§ Exercise goal:
Give all the lines below again, exactly, with no pictures.

§ Supplied records:
— START —

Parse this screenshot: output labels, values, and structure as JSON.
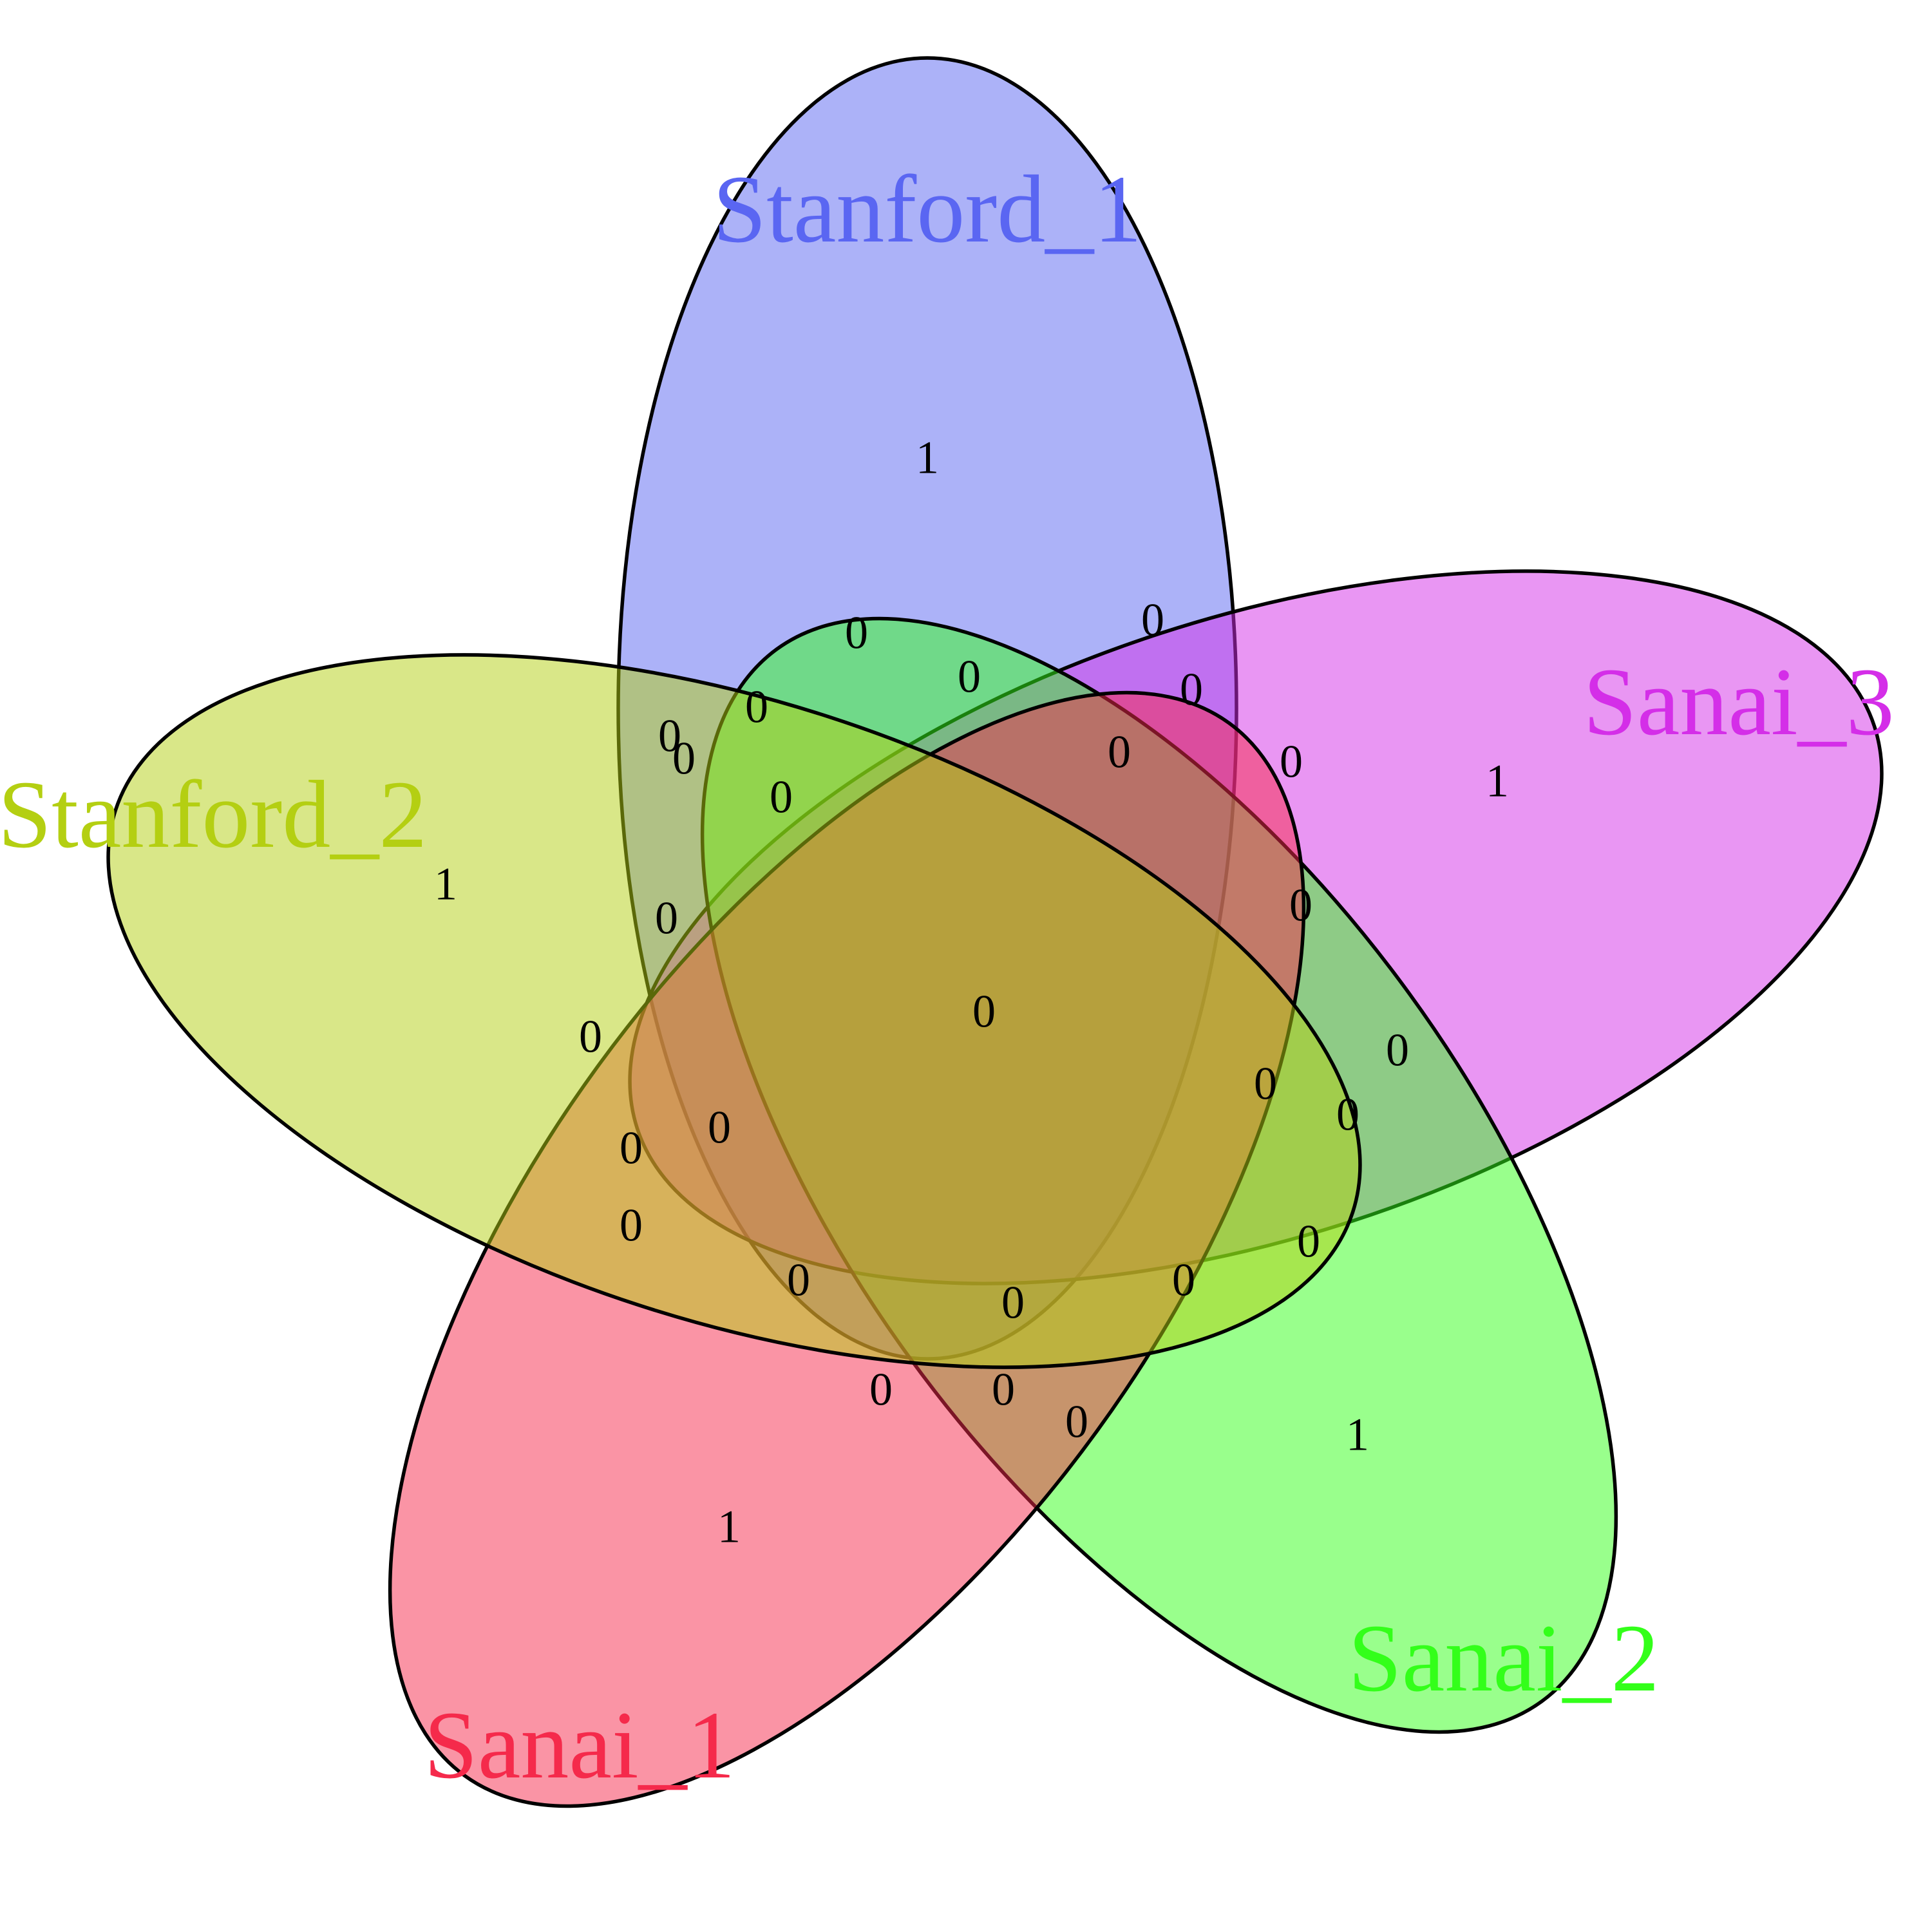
{
  "diagram": {
    "type": "venn",
    "set_count": 5,
    "sets": [
      {
        "id": "stanford1",
        "label": "Stanford_1",
        "color": "#5a66f2",
        "fill": "#5a66f2",
        "count_only": 1
      },
      {
        "id": "sanai3",
        "label": "Sanai_3",
        "color": "#d42ee8",
        "fill": "#d42ee8",
        "count_only": 1
      },
      {
        "id": "sanai2",
        "label": "Sanai_2",
        "color": "#33ff1a",
        "fill": "#33ff1a",
        "count_only": 1
      },
      {
        "id": "sanai1",
        "label": "Sanai_1",
        "color": "#f52a4b",
        "fill": "#f52a4b",
        "count_only": 1
      },
      {
        "id": "stanford2",
        "label": "Stanford_2",
        "color": "#b4cf12",
        "fill": "#b4cf12",
        "count_only": 1
      }
    ],
    "unique_counts": [
      "1",
      "1",
      "1",
      "1",
      "1"
    ],
    "center_count": "0",
    "overlap_counts": [
      "0",
      "0",
      "0",
      "0",
      "0",
      "0",
      "0",
      "0",
      "0",
      "0",
      "0",
      "0",
      "0",
      "0",
      "0",
      "0",
      "0",
      "0",
      "0",
      "0",
      "0",
      "0",
      "0",
      "0",
      "0",
      "0"
    ]
  }
}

— END —

§ Output below:
Parse this screenshot: output labels, values, and structure as JSON.
{
  "diagram": {
    "type": "venn",
    "set_count": 5,
    "sets": [
      {
        "id": "stanford1",
        "label": "Stanford_1",
        "color": "#5a66f2",
        "fill": "#5a66f2",
        "count_only": 1
      },
      {
        "id": "sanai3",
        "label": "Sanai_3",
        "color": "#d42ee8",
        "fill": "#d42ee8",
        "count_only": 1
      },
      {
        "id": "sanai2",
        "label": "Sanai_2",
        "color": "#33ff1a",
        "fill": "#33ff1a",
        "count_only": 1
      },
      {
        "id": "sanai1",
        "label": "Sanai_1",
        "color": "#f52a4b",
        "fill": "#f52a4b",
        "count_only": 1
      },
      {
        "id": "stanford2",
        "label": "Stanford_2",
        "color": "#b4cf12",
        "fill": "#b4cf12",
        "count_only": 1
      }
    ],
    "unique_counts": [
      "1",
      "1",
      "1",
      "1",
      "1"
    ],
    "center_count": "0",
    "overlap_counts": [
      "0",
      "0",
      "0",
      "0",
      "0",
      "0",
      "0",
      "0",
      "0",
      "0",
      "0",
      "0",
      "0",
      "0",
      "0",
      "0",
      "0",
      "0",
      "0",
      "0",
      "0",
      "0",
      "0",
      "0",
      "0",
      "0"
    ]
  }
}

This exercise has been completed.